__Given instruction__: Examine the records and identify each line that includes the string "cette". Copy those lines.

__Record list__:
======
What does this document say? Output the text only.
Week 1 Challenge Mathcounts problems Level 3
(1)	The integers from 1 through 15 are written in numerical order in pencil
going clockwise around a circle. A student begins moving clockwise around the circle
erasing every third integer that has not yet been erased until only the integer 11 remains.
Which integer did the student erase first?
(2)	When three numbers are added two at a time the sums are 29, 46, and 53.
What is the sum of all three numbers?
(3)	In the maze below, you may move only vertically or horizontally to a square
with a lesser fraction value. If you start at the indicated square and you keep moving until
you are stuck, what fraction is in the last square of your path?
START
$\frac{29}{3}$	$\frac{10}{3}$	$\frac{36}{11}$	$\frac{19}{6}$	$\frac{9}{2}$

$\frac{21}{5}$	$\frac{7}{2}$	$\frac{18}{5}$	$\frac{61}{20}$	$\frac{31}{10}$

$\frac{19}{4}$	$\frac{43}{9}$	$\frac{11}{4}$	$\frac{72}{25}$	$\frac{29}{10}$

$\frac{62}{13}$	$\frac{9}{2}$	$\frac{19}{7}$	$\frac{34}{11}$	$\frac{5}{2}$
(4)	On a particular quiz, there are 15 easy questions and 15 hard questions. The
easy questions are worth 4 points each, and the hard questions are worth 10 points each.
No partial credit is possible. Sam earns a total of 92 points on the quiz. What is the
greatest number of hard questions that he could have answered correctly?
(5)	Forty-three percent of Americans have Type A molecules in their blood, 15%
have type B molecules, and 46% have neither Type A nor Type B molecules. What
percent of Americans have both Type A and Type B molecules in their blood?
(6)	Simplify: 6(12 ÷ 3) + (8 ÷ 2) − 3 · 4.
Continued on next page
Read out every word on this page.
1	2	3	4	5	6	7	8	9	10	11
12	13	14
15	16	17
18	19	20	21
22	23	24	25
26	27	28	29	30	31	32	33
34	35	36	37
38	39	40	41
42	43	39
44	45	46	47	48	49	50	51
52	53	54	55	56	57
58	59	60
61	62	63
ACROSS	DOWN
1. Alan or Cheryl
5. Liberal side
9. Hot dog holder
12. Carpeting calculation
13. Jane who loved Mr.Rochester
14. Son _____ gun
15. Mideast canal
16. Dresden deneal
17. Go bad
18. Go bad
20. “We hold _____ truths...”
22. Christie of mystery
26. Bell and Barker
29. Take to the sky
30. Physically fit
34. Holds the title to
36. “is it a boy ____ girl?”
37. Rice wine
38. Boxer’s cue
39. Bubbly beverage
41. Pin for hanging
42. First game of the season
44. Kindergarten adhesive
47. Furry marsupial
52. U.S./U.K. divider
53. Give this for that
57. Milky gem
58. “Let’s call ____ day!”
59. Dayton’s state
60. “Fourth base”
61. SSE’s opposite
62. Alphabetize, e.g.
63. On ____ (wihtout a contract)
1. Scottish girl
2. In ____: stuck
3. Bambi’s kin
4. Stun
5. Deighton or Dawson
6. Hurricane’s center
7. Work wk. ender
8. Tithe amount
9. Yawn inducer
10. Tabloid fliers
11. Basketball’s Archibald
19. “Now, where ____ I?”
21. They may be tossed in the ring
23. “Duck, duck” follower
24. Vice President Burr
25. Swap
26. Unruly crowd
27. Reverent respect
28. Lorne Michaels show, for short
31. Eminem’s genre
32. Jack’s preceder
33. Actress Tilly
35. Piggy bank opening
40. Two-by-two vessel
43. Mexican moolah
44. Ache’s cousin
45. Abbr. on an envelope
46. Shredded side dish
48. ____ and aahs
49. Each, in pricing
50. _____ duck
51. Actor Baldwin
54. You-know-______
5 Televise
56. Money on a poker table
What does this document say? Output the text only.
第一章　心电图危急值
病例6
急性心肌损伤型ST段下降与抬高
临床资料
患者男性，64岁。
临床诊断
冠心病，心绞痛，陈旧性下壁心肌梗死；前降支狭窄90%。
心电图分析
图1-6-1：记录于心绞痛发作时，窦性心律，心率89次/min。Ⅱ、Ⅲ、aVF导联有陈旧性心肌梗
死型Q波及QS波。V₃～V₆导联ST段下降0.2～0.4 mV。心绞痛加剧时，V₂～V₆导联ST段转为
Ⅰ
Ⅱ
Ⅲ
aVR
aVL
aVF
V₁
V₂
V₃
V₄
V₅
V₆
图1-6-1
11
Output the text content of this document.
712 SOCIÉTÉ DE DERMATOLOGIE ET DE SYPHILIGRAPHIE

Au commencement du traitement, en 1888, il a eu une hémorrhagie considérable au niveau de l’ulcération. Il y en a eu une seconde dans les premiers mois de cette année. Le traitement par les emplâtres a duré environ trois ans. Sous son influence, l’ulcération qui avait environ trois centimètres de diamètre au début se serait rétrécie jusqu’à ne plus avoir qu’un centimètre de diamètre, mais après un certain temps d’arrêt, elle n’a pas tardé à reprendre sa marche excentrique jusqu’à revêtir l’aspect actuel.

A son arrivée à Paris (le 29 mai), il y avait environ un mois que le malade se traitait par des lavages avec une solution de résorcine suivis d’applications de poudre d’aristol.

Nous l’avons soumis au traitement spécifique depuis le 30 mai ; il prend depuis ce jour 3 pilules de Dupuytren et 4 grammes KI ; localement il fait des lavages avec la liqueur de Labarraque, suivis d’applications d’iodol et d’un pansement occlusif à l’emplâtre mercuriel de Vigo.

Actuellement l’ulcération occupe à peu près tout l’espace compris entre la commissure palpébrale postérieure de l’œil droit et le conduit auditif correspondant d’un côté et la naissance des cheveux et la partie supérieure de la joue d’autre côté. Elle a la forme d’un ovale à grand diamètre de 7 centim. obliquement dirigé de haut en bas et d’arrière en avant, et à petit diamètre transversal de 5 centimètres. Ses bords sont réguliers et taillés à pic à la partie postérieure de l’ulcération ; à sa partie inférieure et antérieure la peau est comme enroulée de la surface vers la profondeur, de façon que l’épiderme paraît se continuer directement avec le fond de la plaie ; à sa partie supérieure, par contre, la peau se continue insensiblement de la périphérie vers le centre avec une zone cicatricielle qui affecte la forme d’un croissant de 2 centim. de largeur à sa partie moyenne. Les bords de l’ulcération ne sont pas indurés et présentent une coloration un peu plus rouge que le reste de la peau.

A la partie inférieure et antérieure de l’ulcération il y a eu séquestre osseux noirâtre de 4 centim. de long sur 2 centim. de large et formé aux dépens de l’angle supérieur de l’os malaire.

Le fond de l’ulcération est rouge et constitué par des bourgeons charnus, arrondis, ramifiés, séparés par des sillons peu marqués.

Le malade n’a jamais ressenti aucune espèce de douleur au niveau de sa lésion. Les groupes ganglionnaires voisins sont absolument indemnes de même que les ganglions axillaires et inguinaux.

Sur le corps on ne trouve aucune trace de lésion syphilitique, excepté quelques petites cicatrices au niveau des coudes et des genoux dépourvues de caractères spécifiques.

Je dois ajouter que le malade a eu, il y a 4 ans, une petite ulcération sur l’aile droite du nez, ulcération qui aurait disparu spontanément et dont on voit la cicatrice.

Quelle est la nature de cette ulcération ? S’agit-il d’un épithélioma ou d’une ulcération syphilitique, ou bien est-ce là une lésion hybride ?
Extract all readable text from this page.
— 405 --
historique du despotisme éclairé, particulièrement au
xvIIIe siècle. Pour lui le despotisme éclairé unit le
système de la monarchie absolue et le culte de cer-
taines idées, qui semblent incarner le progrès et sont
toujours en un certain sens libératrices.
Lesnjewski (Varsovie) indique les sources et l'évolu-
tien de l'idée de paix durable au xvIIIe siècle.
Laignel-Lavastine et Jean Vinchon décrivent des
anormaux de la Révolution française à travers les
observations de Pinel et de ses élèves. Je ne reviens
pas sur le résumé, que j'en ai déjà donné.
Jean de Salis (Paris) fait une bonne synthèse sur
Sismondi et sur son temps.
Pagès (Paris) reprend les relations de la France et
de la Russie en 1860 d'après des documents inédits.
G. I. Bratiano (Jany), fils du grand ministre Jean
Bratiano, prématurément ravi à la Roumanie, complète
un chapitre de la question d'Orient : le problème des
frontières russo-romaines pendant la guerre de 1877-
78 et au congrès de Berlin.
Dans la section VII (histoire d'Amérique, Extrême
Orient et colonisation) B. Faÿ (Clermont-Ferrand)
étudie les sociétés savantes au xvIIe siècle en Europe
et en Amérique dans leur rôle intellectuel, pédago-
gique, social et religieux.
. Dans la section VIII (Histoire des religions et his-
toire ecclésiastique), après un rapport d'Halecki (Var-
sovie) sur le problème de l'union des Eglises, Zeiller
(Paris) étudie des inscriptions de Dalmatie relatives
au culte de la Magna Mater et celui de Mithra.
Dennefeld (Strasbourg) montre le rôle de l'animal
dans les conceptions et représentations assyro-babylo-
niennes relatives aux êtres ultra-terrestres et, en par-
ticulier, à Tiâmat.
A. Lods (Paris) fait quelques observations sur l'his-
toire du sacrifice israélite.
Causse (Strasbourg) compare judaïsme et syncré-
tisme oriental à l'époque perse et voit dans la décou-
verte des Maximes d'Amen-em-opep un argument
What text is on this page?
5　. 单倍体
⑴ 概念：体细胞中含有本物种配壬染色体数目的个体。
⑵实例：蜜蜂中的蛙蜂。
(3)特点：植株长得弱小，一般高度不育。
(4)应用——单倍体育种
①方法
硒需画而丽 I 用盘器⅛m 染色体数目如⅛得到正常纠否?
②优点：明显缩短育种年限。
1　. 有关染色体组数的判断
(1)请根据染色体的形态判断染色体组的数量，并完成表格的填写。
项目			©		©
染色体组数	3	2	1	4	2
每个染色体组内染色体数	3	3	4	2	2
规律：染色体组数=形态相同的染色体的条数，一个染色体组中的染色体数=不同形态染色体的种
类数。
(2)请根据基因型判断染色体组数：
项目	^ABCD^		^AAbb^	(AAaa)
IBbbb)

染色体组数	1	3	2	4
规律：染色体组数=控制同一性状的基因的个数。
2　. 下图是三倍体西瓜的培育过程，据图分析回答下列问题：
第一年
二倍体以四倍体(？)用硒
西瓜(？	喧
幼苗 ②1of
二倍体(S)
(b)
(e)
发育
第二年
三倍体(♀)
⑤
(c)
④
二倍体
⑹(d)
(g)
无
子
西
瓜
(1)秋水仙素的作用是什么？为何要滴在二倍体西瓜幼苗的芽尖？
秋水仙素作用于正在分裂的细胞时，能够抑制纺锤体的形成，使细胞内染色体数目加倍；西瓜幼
======
__Answer to this problem__:
Au commencement du traitement, en 1888, il a eu une hémorrhagie considérable au niveau de l’ulcération. Il y en a eu une seconde dans les premiers mois de cette année. Le traitement par les emplâtres a duré environ trois ans. Sous son influence, l’ulcération qui avait environ trois centimètres de diamètre au début se serait rétrécie jusqu’à ne plus avoir qu’un centimètre de diamètre, mais après un certain temps d’arrêt, elle n’a pas tardé à reprendre sa marche excentrique jusqu’à revêtir l’aspect actuel.
Quelle est la nature de cette ulcération ? S’agit-il d’un épithélioma ou d’une ulcération syphilitique, ou bien est-ce là une lésion hybride ?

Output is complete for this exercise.